**** Data entries ****
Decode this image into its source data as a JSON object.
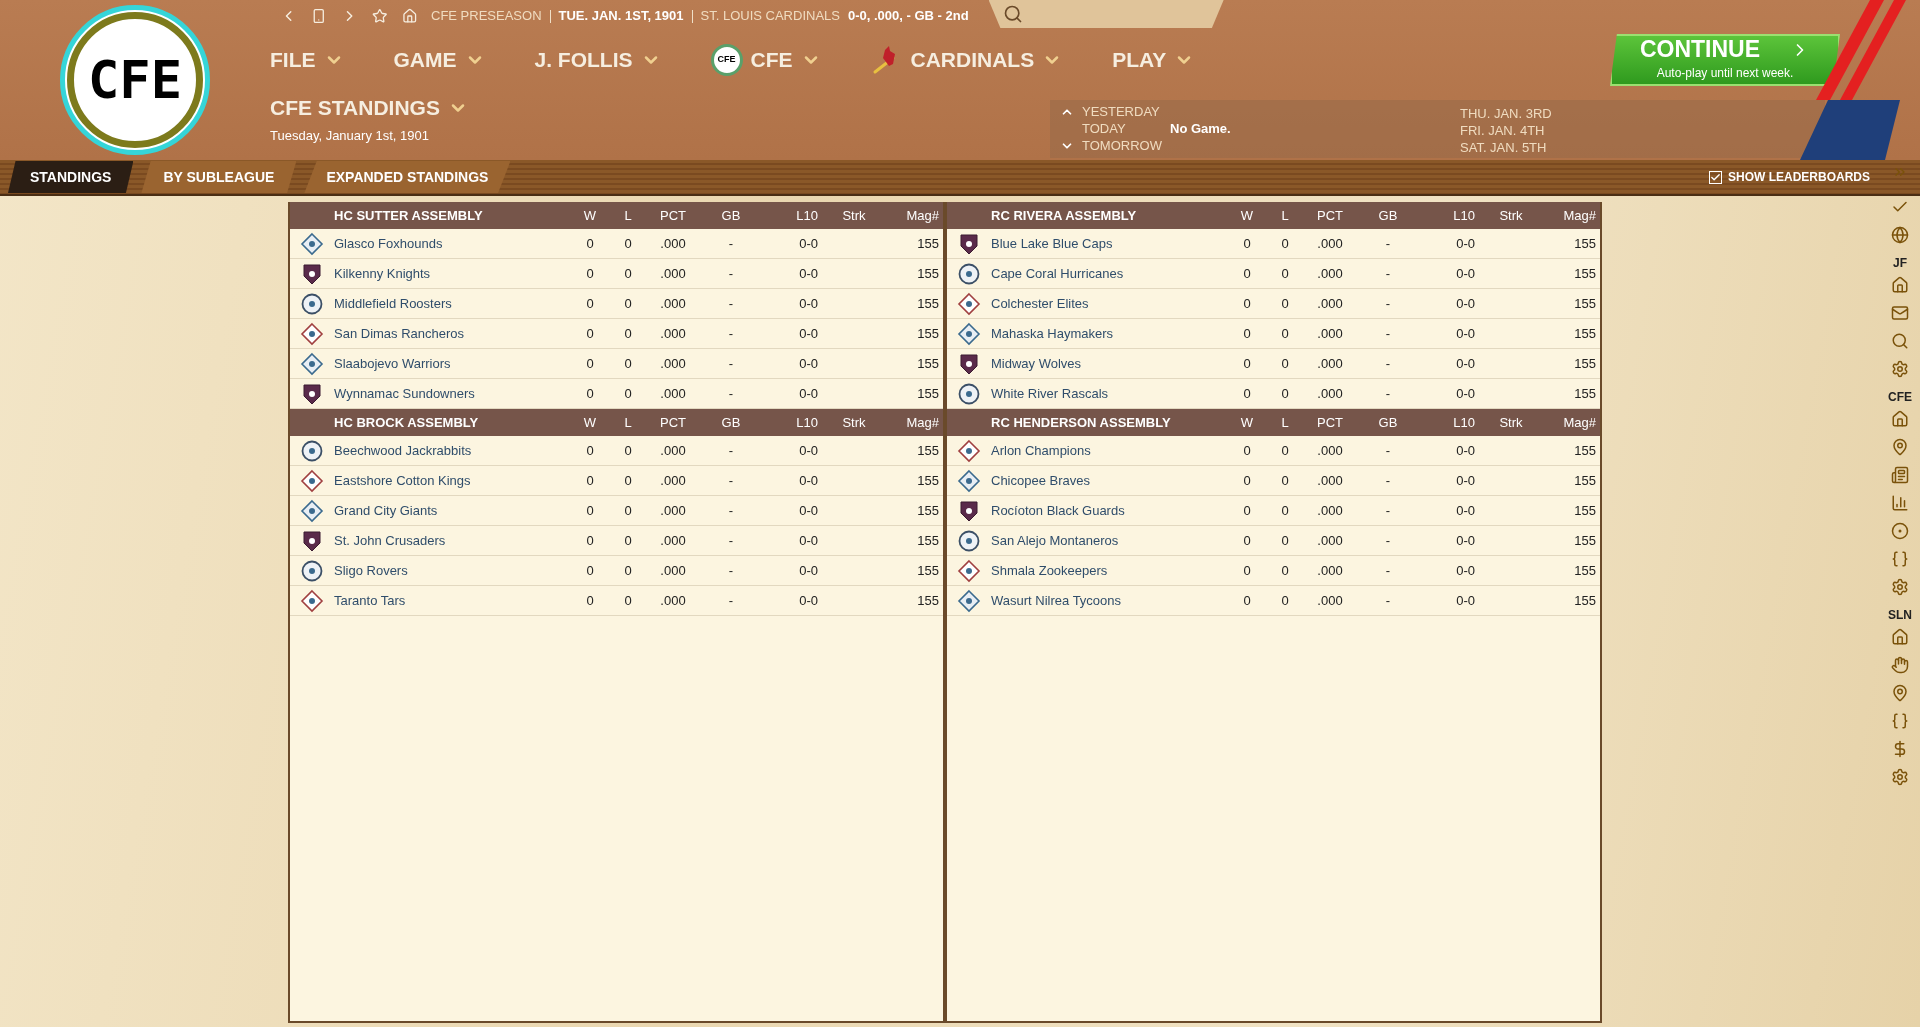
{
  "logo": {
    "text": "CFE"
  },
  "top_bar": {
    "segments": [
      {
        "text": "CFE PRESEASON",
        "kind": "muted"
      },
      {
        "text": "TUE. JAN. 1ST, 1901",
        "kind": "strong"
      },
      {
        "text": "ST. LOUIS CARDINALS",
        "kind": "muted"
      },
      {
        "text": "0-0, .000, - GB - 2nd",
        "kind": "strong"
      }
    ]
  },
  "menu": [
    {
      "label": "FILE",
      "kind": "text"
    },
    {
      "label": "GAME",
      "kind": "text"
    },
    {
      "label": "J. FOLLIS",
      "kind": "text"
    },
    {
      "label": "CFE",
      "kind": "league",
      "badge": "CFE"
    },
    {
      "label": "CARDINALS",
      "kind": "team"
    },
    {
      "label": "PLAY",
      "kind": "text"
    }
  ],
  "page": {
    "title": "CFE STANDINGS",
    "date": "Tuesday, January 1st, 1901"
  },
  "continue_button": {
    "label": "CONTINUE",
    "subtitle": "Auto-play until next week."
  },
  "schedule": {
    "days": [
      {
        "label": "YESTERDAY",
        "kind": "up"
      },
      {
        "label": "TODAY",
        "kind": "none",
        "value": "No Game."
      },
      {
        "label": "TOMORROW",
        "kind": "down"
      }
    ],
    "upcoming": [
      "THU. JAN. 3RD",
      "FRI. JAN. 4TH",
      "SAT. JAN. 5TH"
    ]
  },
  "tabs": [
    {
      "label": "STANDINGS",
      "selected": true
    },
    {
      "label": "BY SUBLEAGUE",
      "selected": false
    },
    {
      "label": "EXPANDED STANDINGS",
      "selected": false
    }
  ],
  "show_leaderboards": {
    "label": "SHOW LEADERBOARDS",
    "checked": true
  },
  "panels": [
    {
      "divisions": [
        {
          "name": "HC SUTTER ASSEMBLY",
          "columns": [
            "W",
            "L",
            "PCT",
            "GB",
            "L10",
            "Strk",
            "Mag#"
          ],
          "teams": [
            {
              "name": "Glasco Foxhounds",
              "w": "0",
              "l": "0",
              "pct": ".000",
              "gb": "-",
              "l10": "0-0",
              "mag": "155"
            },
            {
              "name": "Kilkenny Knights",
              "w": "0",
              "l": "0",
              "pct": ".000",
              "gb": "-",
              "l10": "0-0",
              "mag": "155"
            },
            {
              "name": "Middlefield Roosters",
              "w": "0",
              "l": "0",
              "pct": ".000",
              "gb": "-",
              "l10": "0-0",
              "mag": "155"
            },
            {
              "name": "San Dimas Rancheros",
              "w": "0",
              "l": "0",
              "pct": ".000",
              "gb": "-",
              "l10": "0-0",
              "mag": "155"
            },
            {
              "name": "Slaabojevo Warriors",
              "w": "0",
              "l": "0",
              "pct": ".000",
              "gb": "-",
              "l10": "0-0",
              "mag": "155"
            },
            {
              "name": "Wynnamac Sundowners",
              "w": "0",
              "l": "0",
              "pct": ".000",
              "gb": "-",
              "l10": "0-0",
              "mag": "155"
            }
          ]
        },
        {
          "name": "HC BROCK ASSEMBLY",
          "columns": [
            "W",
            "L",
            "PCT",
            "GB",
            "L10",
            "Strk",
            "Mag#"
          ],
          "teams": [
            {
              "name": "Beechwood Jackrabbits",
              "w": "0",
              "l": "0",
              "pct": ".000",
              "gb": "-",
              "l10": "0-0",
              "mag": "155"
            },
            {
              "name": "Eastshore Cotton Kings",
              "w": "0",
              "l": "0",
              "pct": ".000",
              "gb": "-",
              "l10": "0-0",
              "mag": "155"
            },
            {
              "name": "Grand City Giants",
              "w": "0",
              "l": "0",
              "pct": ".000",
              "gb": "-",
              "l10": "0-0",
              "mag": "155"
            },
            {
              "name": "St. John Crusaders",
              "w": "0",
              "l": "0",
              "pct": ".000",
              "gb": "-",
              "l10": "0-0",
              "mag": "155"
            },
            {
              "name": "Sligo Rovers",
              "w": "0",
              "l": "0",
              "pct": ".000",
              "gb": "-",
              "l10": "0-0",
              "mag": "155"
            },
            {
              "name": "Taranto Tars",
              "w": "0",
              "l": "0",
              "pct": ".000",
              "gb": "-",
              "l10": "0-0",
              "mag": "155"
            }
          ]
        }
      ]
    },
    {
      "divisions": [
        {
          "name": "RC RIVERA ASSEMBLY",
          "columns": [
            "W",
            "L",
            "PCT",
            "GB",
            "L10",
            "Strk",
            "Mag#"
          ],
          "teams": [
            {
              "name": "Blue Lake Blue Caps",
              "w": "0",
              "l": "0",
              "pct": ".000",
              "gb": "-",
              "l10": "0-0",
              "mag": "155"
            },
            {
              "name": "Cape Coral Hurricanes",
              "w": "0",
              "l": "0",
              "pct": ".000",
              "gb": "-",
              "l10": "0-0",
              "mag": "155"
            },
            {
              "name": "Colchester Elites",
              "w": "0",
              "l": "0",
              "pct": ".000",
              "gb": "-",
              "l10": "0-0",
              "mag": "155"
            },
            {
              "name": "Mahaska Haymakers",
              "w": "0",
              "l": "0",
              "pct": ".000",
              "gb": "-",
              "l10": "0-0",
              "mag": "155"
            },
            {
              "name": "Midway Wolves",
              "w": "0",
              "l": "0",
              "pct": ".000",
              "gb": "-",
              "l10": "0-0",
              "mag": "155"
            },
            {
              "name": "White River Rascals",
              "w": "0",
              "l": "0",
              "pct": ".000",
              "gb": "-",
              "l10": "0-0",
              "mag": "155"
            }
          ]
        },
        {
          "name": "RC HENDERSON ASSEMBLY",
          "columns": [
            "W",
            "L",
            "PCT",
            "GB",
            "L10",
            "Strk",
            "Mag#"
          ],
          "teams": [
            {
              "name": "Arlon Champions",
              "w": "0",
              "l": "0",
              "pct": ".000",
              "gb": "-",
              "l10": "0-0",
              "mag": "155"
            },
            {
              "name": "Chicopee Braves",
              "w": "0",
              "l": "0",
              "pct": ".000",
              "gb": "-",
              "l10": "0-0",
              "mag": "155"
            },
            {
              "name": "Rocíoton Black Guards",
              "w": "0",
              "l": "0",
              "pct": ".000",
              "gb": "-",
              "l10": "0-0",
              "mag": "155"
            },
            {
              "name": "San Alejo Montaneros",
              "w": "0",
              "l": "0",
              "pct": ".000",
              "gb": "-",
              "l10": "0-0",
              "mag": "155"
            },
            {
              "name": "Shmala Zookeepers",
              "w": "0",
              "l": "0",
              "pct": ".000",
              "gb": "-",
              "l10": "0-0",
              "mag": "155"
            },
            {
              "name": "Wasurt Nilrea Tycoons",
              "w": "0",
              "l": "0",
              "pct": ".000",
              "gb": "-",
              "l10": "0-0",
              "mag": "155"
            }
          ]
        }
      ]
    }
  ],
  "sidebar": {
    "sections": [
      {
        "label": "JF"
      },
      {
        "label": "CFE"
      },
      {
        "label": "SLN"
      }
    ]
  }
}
****
Copy out all of the data word for word. Do not carry over any picture.

Solution:
Decode this image into its source data as a JSON object.
{
  "logo": {
    "text": "CFE"
  },
  "top_bar": {
    "segments": [
      {
        "text": "CFE PRESEASON",
        "kind": "muted"
      },
      {
        "text": "TUE. JAN. 1ST, 1901",
        "kind": "strong"
      },
      {
        "text": "ST. LOUIS CARDINALS",
        "kind": "muted"
      },
      {
        "text": "0-0, .000, - GB - 2nd",
        "kind": "strong"
      }
    ]
  },
  "menu": [
    {
      "label": "FILE",
      "kind": "text"
    },
    {
      "label": "GAME",
      "kind": "text"
    },
    {
      "label": "J. FOLLIS",
      "kind": "text"
    },
    {
      "label": "CFE",
      "kind": "league",
      "badge": "CFE"
    },
    {
      "label": "CARDINALS",
      "kind": "team"
    },
    {
      "label": "PLAY",
      "kind": "text"
    }
  ],
  "page": {
    "title": "CFE STANDINGS",
    "date": "Tuesday, January 1st, 1901"
  },
  "continue_button": {
    "label": "CONTINUE",
    "subtitle": "Auto-play until next week."
  },
  "schedule": {
    "days": [
      {
        "label": "YESTERDAY",
        "kind": "up"
      },
      {
        "label": "TODAY",
        "kind": "none",
        "value": "No Game."
      },
      {
        "label": "TOMORROW",
        "kind": "down"
      }
    ],
    "upcoming": [
      "THU. JAN. 3RD",
      "FRI. JAN. 4TH",
      "SAT. JAN. 5TH"
    ]
  },
  "tabs": [
    {
      "label": "STANDINGS",
      "selected": true
    },
    {
      "label": "BY SUBLEAGUE",
      "selected": false
    },
    {
      "label": "EXPANDED STANDINGS",
      "selected": false
    }
  ],
  "show_leaderboards": {
    "label": "SHOW LEADERBOARDS",
    "checked": true
  },
  "panels": [
    {
      "divisions": [
        {
          "name": "HC SUTTER ASSEMBLY",
          "columns": [
            "W",
            "L",
            "PCT",
            "GB",
            "L10",
            "Strk",
            "Mag#"
          ],
          "teams": [
            {
              "name": "Glasco Foxhounds",
              "w": "0",
              "l": "0",
              "pct": ".000",
              "gb": "-",
              "l10": "0-0",
              "mag": "155"
            },
            {
              "name": "Kilkenny Knights",
              "w": "0",
              "l": "0",
              "pct": ".000",
              "gb": "-",
              "l10": "0-0",
              "mag": "155"
            },
            {
              "name": "Middlefield Roosters",
              "w": "0",
              "l": "0",
              "pct": ".000",
              "gb": "-",
              "l10": "0-0",
              "mag": "155"
            },
            {
              "name": "San Dimas Rancheros",
              "w": "0",
              "l": "0",
              "pct": ".000",
              "gb": "-",
              "l10": "0-0",
              "mag": "155"
            },
            {
              "name": "Slaabojevo Warriors",
              "w": "0",
              "l": "0",
              "pct": ".000",
              "gb": "-",
              "l10": "0-0",
              "mag": "155"
            },
            {
              "name": "Wynnamac Sundowners",
              "w": "0",
              "l": "0",
              "pct": ".000",
              "gb": "-",
              "l10": "0-0",
              "mag": "155"
            }
          ]
        },
        {
          "name": "HC BROCK ASSEMBLY",
          "columns": [
            "W",
            "L",
            "PCT",
            "GB",
            "L10",
            "Strk",
            "Mag#"
          ],
          "teams": [
            {
              "name": "Beechwood Jackrabbits",
              "w": "0",
              "l": "0",
              "pct": ".000",
              "gb": "-",
              "l10": "0-0",
              "mag": "155"
            },
            {
              "name": "Eastshore Cotton Kings",
              "w": "0",
              "l": "0",
              "pct": ".000",
              "gb": "-",
              "l10": "0-0",
              "mag": "155"
            },
            {
              "name": "Grand City Giants",
              "w": "0",
              "l": "0",
              "pct": ".000",
              "gb": "-",
              "l10": "0-0",
              "mag": "155"
            },
            {
              "name": "St. John Crusaders",
              "w": "0",
              "l": "0",
              "pct": ".000",
              "gb": "-",
              "l10": "0-0",
              "mag": "155"
            },
            {
              "name": "Sligo Rovers",
              "w": "0",
              "l": "0",
              "pct": ".000",
              "gb": "-",
              "l10": "0-0",
              "mag": "155"
            },
            {
              "name": "Taranto Tars",
              "w": "0",
              "l": "0",
              "pct": ".000",
              "gb": "-",
              "l10": "0-0",
              "mag": "155"
            }
          ]
        }
      ]
    },
    {
      "divisions": [
        {
          "name": "RC RIVERA ASSEMBLY",
          "columns": [
            "W",
            "L",
            "PCT",
            "GB",
            "L10",
            "Strk",
            "Mag#"
          ],
          "teams": [
            {
              "name": "Blue Lake Blue Caps",
              "w": "0",
              "l": "0",
              "pct": ".000",
              "gb": "-",
              "l10": "0-0",
              "mag": "155"
            },
            {
              "name": "Cape Coral Hurricanes",
              "w": "0",
              "l": "0",
              "pct": ".000",
              "gb": "-",
              "l10": "0-0",
              "mag": "155"
            },
            {
              "name": "Colchester Elites",
              "w": "0",
              "l": "0",
              "pct": ".000",
              "gb": "-",
              "l10": "0-0",
              "mag": "155"
            },
            {
              "name": "Mahaska Haymakers",
              "w": "0",
              "l": "0",
              "pct": ".000",
              "gb": "-",
              "l10": "0-0",
              "mag": "155"
            },
            {
              "name": "Midway Wolves",
              "w": "0",
              "l": "0",
              "pct": ".000",
              "gb": "-",
              "l10": "0-0",
              "mag": "155"
            },
            {
              "name": "White River Rascals",
              "w": "0",
              "l": "0",
              "pct": ".000",
              "gb": "-",
              "l10": "0-0",
              "mag": "155"
            }
          ]
        },
        {
          "name": "RC HENDERSON ASSEMBLY",
          "columns": [
            "W",
            "L",
            "PCT",
            "GB",
            "L10",
            "Strk",
            "Mag#"
          ],
          "teams": [
            {
              "name": "Arlon Champions",
              "w": "0",
              "l": "0",
              "pct": ".000",
              "gb": "-",
              "l10": "0-0",
              "mag": "155"
            },
            {
              "name": "Chicopee Braves",
              "w": "0",
              "l": "0",
              "pct": ".000",
              "gb": "-",
              "l10": "0-0",
              "mag": "155"
            },
            {
              "name": "Rocíoton Black Guards",
              "w": "0",
              "l": "0",
              "pct": ".000",
              "gb": "-",
              "l10": "0-0",
              "mag": "155"
            },
            {
              "name": "San Alejo Montaneros",
              "w": "0",
              "l": "0",
              "pct": ".000",
              "gb": "-",
              "l10": "0-0",
              "mag": "155"
            },
            {
              "name": "Shmala Zookeepers",
              "w": "0",
              "l": "0",
              "pct": ".000",
              "gb": "-",
              "l10": "0-0",
              "mag": "155"
            },
            {
              "name": "Wasurt Nilrea Tycoons",
              "w": "0",
              "l": "0",
              "pct": ".000",
              "gb": "-",
              "l10": "0-0",
              "mag": "155"
            }
          ]
        }
      ]
    }
  ],
  "sidebar": {
    "sections": [
      {
        "label": "JF"
      },
      {
        "label": "CFE"
      },
      {
        "label": "SLN"
      }
    ]
  }
}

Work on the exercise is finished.